#### [The task]
Reproduce the data line for line, beginning with its first line and stopping after the line that contains "x-tick-label: 4a bbox=[97, 518, 109, 530]".

(Box annotation data)
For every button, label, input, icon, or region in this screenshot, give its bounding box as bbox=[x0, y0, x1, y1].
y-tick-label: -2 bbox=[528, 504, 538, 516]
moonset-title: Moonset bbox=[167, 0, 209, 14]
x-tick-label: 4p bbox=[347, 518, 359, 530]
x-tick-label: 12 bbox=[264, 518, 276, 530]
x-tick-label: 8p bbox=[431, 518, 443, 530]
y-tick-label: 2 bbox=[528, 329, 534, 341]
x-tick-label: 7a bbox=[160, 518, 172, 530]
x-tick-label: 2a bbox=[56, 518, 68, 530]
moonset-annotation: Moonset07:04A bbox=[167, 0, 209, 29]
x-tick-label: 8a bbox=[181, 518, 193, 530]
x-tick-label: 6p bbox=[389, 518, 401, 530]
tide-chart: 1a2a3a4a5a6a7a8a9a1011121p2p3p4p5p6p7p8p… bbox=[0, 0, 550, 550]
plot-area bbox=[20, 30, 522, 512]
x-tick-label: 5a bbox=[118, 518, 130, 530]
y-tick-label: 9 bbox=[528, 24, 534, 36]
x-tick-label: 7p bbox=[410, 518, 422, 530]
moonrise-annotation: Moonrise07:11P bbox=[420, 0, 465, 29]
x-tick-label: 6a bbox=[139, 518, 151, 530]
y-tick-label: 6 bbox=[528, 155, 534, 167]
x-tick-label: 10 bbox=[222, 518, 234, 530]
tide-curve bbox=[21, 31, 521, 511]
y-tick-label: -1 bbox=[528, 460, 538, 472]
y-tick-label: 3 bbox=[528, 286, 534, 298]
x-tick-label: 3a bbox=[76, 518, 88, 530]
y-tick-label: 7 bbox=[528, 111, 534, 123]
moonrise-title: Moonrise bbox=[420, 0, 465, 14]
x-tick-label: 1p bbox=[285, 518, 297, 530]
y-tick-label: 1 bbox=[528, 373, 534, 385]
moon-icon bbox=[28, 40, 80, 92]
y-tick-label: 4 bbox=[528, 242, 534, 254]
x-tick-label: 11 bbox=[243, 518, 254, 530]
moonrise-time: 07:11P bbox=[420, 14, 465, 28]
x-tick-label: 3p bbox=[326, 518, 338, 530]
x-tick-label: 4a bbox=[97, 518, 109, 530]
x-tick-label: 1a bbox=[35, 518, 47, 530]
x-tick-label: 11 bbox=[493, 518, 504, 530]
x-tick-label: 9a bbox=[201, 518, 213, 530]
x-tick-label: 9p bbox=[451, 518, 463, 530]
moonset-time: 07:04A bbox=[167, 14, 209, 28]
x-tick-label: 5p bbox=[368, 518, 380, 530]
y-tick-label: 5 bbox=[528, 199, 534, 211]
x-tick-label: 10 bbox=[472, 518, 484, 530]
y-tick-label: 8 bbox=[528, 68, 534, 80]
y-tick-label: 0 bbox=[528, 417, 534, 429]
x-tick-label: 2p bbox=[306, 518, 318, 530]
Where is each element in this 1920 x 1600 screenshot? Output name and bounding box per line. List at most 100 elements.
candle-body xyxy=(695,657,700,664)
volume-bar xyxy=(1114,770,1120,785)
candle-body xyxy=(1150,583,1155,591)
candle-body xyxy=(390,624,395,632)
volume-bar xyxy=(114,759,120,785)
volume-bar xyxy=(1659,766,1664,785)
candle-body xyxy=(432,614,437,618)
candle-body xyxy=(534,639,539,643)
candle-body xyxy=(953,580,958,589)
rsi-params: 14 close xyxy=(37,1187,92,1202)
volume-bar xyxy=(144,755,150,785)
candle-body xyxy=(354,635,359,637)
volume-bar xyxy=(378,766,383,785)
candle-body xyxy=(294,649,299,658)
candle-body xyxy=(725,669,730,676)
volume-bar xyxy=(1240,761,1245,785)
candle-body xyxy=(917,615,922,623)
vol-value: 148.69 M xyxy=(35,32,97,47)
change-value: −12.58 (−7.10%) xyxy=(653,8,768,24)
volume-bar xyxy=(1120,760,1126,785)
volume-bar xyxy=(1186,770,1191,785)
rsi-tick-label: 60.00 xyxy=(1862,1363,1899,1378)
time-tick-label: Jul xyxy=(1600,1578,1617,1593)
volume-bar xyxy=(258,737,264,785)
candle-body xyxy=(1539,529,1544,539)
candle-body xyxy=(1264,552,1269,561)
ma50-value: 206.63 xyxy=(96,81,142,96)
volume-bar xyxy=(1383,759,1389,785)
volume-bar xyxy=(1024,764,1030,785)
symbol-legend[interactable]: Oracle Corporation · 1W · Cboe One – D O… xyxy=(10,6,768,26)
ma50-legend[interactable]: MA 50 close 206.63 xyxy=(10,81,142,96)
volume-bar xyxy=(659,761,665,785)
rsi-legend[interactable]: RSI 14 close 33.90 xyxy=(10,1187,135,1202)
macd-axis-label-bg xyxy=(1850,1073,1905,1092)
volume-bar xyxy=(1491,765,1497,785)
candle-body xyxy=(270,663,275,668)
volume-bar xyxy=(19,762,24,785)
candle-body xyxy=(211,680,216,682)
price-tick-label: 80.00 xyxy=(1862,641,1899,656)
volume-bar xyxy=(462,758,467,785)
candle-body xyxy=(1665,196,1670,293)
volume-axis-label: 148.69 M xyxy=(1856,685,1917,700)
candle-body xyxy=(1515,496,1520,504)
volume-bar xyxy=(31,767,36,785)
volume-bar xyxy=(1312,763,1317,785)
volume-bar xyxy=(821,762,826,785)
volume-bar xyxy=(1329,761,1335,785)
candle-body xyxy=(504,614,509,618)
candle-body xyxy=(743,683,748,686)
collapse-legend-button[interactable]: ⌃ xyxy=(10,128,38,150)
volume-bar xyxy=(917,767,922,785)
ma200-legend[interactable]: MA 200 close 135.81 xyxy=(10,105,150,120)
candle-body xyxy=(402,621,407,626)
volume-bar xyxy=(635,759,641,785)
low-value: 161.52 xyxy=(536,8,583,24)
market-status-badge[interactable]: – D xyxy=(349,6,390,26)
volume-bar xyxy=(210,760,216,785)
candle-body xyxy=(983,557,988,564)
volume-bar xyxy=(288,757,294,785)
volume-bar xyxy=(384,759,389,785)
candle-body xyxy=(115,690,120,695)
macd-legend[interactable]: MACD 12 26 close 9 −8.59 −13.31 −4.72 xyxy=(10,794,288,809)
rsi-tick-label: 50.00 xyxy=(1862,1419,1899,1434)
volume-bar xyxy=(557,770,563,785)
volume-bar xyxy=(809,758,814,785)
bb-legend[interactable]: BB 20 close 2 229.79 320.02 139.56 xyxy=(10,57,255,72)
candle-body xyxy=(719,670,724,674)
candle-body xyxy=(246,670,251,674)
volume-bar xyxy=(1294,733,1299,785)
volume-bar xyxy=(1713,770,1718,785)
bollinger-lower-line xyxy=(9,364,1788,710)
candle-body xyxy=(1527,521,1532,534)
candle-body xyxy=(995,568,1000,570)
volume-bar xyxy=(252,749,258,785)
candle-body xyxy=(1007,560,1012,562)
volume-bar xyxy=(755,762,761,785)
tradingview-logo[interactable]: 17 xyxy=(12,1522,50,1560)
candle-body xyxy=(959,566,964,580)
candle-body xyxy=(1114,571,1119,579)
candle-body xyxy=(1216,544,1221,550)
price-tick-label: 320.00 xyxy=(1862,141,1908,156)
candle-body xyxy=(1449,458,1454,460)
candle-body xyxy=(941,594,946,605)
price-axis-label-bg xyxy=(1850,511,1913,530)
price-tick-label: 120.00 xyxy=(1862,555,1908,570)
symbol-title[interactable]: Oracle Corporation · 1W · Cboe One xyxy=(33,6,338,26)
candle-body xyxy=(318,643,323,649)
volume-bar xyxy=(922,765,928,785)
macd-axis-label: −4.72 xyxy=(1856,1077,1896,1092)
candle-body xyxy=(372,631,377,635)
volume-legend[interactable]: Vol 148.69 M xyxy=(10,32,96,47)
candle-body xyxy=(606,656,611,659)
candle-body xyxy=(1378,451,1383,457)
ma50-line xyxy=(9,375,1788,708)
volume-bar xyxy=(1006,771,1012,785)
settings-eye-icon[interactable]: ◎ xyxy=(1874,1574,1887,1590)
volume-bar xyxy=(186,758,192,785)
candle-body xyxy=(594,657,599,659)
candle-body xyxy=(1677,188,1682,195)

#### [Complete response]
For every button, label, input, icon, or region in this screenshot, give its bounding box as bbox=[x0, y0, x1, y1].
y-tick-label: -2 bbox=[528, 504, 538, 516]
moonset-title: Moonset bbox=[167, 0, 209, 14]
x-tick-label: 4p bbox=[347, 518, 359, 530]
x-tick-label: 12 bbox=[264, 518, 276, 530]
x-tick-label: 8p bbox=[431, 518, 443, 530]
y-tick-label: 2 bbox=[528, 329, 534, 341]
x-tick-label: 7a bbox=[160, 518, 172, 530]
x-tick-label: 2a bbox=[56, 518, 68, 530]
moonset-annotation: Moonset07:04A bbox=[167, 0, 209, 29]
x-tick-label: 8a bbox=[181, 518, 193, 530]
x-tick-label: 6p bbox=[389, 518, 401, 530]
tide-chart: 1a2a3a4a5a6a7a8a9a1011121p2p3p4p5p6p7p8p… bbox=[0, 0, 550, 550]
plot-area bbox=[20, 30, 522, 512]
x-tick-label: 5a bbox=[118, 518, 130, 530]
y-tick-label: 9 bbox=[528, 24, 534, 36]
x-tick-label: 7p bbox=[410, 518, 422, 530]
moonrise-annotation: Moonrise07:11P bbox=[420, 0, 465, 29]
x-tick-label: 6a bbox=[139, 518, 151, 530]
y-tick-label: 6 bbox=[528, 155, 534, 167]
x-tick-label: 10 bbox=[222, 518, 234, 530]
tide-curve bbox=[21, 31, 521, 511]
y-tick-label: -1 bbox=[528, 460, 538, 472]
y-tick-label: 3 bbox=[528, 286, 534, 298]
x-tick-label: 3a bbox=[76, 518, 88, 530]
y-tick-label: 7 bbox=[528, 111, 534, 123]
moonrise-title: Moonrise bbox=[420, 0, 465, 14]
x-tick-label: 1p bbox=[285, 518, 297, 530]
y-tick-label: 1 bbox=[528, 373, 534, 385]
moon-icon bbox=[28, 40, 80, 92]
y-tick-label: 4 bbox=[528, 242, 534, 254]
x-tick-label: 11 bbox=[243, 518, 254, 530]
moonrise-time: 07:11P bbox=[420, 14, 465, 28]
x-tick-label: 3p bbox=[326, 518, 338, 530]
x-tick-label: 4a bbox=[97, 518, 109, 530]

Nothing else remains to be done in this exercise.